* Begin *
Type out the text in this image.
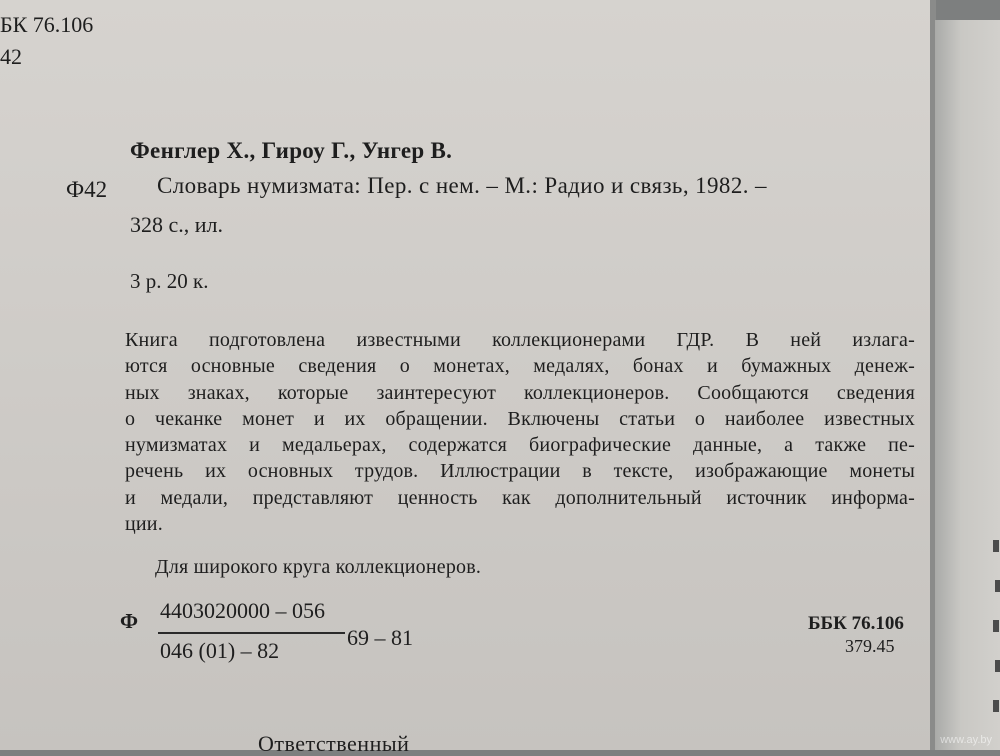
БК 76.106
42
Фенглер Х., Гироу Г., Унгер В.
Ф42 Словарь нумизмата: Пер. с нем. – М.: Радио и связь, 1982. –
328 с., ил.
3 р. 20 к.
Книга подготовлена известными коллекционерами ГДР. В ней излага-
ются основные сведения о монетах, медалях, бонах и бумажных денеж-
ных знаках, которые заинтересуют коллекционеров. Сообщаются сведения
о чеканке монет и их обращении. Включены статьи о наиболее известных
нумизматах и медальерах, содержатся биографические данные, а также пе-
речень их основных трудов. Иллюстрации в тексте, изображающие монеты
и медали, представляют ценность как дополнительный источник информа-
ции.
Для широкого круга коллекционеров.
Ф 4403020000 – 056
046 (01) – 82
69 – 81
ББК 76.106
379.45
Ответственный	www.ay.by
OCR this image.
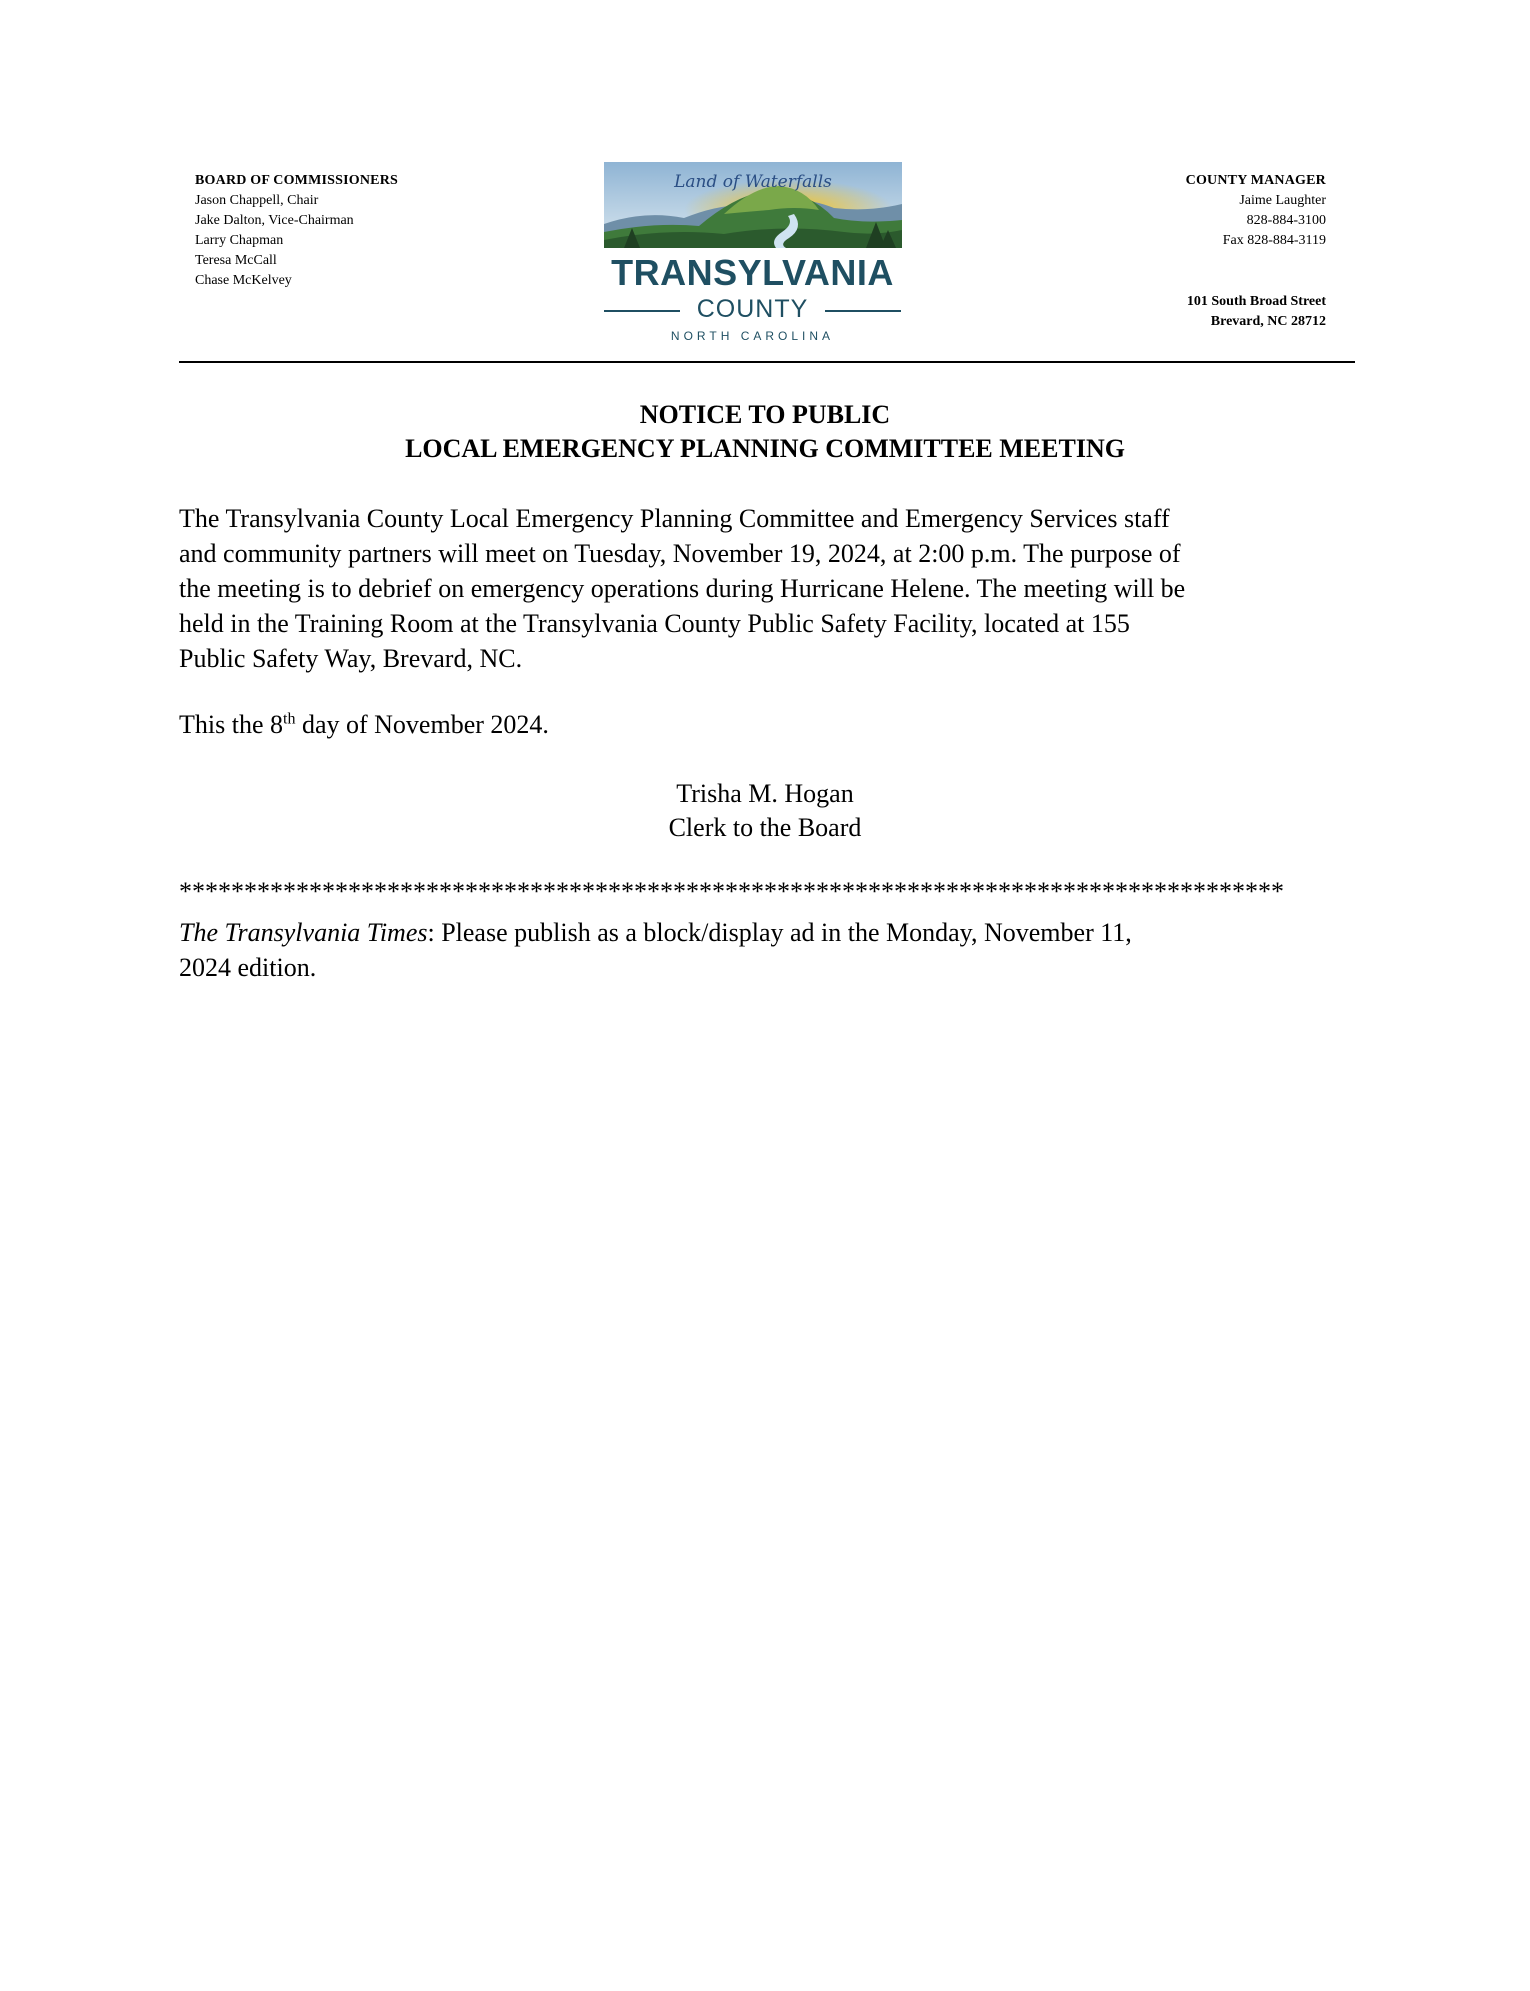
BOARD OF COMMISSIONERS
Jason Chappell, Chair
Jake Dalton, Vice-Chairman
Larry Chapman
Teresa McCall
Chase McKelvey
Land of Waterfalls
TRANSYLVANIA
COUNTY
NORTH CAROLINA
COUNTY MANAGER
Jaime Laughter
828-884-3100
Fax 828-884-3119
101 South Broad Street
Brevard, NC 28712
NOTICE TO PUBLIC
LOCAL EMERGENCY PLANNING COMMITTEE MEETING
The Transylvania County Local Emergency Planning Committee and Emergency Services staff
and community partners will meet on Tuesday, November 19, 2024, at 2:00 p.m. The purpose of
the meeting is to debrief on emergency operations during Hurricane Helene. The meeting will be
held in the Training Room at the Transylvania County Public Safety Facility, located at 155
Public Safety Way, Brevard, NC.
This the 8th day of November 2024.
Trisha M. Hogan
Clerk to the Board
*************************************************************************************
The Transylvania Times: Please publish as a block/display ad in the Monday, November 11,
2024 edition.
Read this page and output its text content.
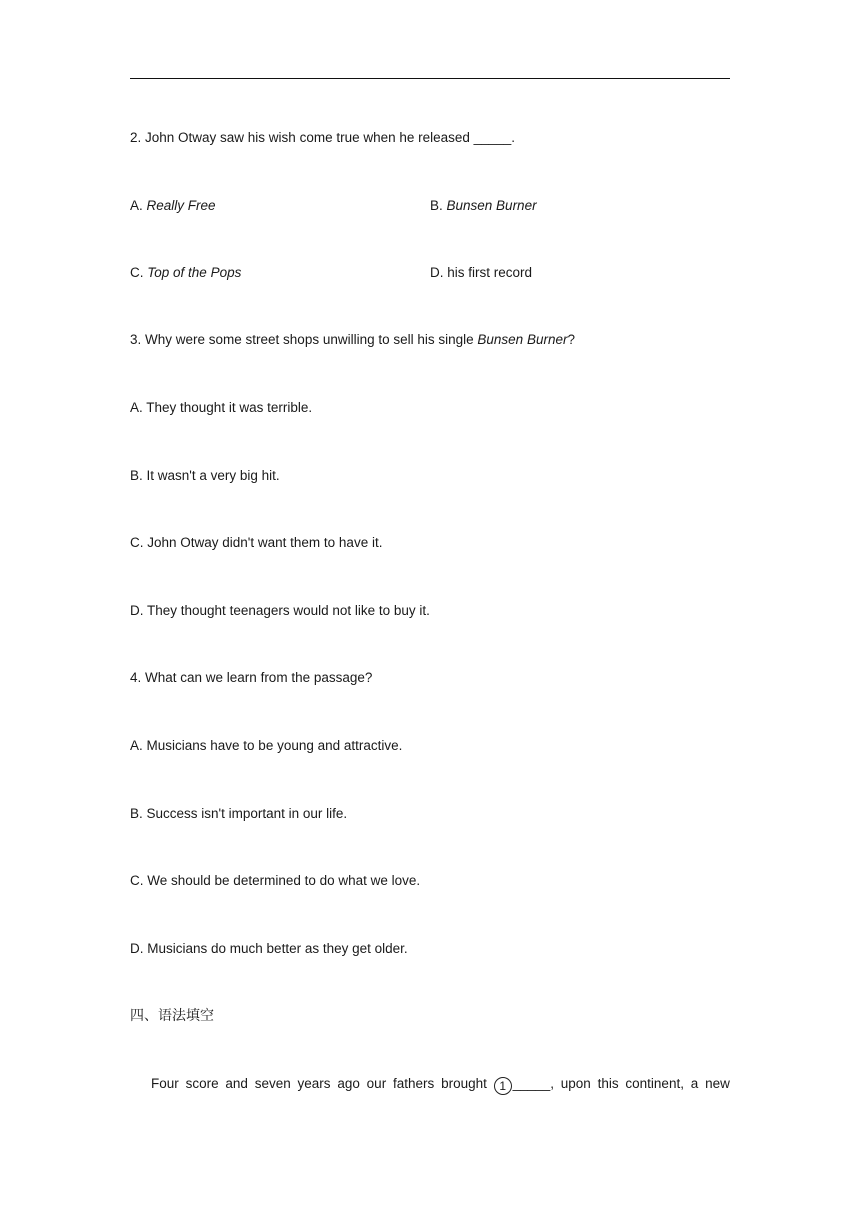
2. John Otway saw his wish come true when he released _____.
A. Really Free	B. Bunsen Burner
C. Top of the Pops	D. his first record
3. Why were some street shops unwilling to sell his single Bunsen Burner?
A. They thought it was terrible.
B. It wasn't a very big hit.
C. John Otway didn't want them to have it.
D. They thought teenagers would not like to buy it.
4. What can we learn from the passage?
A. Musicians have to be young and attractive.
B. Success isn't important in our life.
C. We should be determined to do what we love.
D. Musicians do much better as they get older.
四、语法填空
Four score and seven years ago our fathers brought	1 _____, upon this continent, a new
* End *
**TASK DIRECTIONS:**
The data above needs to be retyped exactly, with the images left out.

**CORRECT RESPONSE:**
Type out the text in this image.
БК 76.106
42
Фенглер Х., Гироу Г., Унгер В.
Ф42 Словарь нумизмата: Пер. с нем. – М.: Радио и связь, 1982. –
328 с., ил.
3 р. 20 к.
Книга подготовлена известными коллекционерами ГДР. В ней излага-
ются основные сведения о монетах, медалях, бонах и бумажных денеж-
ных знаках, которые заинтересуют коллекционеров. Сообщаются сведения
о чеканке монет и их обращении. Включены статьи о наиболее известных
нумизматах и медальерах, содержатся биографические данные, а также пе-
речень их основных трудов. Иллюстрации в тексте, изображающие монеты
и медали, представляют ценность как дополнительный источник информа-
ции.
Для широкого круга коллекционеров.
Ф 4403020000 – 056
046 (01) – 82
69 – 81
ББК 76.106
379.45
Ответственный	www.ay.by
OCR this image.
BOARD OF COMMISSIONERS
Jason Chappell, Chair
Jake Dalton, Vice-Chairman
Larry Chapman
Teresa McCall
Chase McKelvey
Land of Waterfalls
TRANSYLVANIA
COUNTY
NORTH CAROLINA
COUNTY MANAGER
Jaime Laughter
828-884-3100
Fax 828-884-3119
101 South Broad Street
Brevard, NC 28712
NOTICE TO PUBLIC
LOCAL EMERGENCY PLANNING COMMITTEE MEETING
The Transylvania County Local Emergency Planning Committee and Emergency Services staff
and community partners will meet on Tuesday, November 19, 2024, at 2:00 p.m. The purpose of
the meeting is to debrief on emergency operations during Hurricane Helene. The meeting will be
held in the Training Room at the Transylvania County Public Safety Facility, located at 155
Public Safety Way, Brevard, NC.
This the 8th day of November 2024.
Trisha M. Hogan
Clerk to the Board
*************************************************************************************
The Transylvania Times: Please publish as a block/display ad in the Monday, November 11,
2024 edition.
Read this page and output its text content.
2. John Otway saw his wish come true when he released _____.
A. Really Free	B. Bunsen Burner
C. Top of the Pops	D. his first record
3. Why were some street shops unwilling to sell his single Bunsen Burner?
A. They thought it was terrible.
B. It wasn't a very big hit.
C. John Otway didn't want them to have it.
D. They thought teenagers would not like to buy it.
4. What can we learn from the passage?
A. Musicians have to be young and attractive.
B. Success isn't important in our life.
C. We should be determined to do what we love.
D. Musicians do much better as they get older.
四、语法填空
Four score and seven years ago our fathers brought	1 _____, upon this continent, a new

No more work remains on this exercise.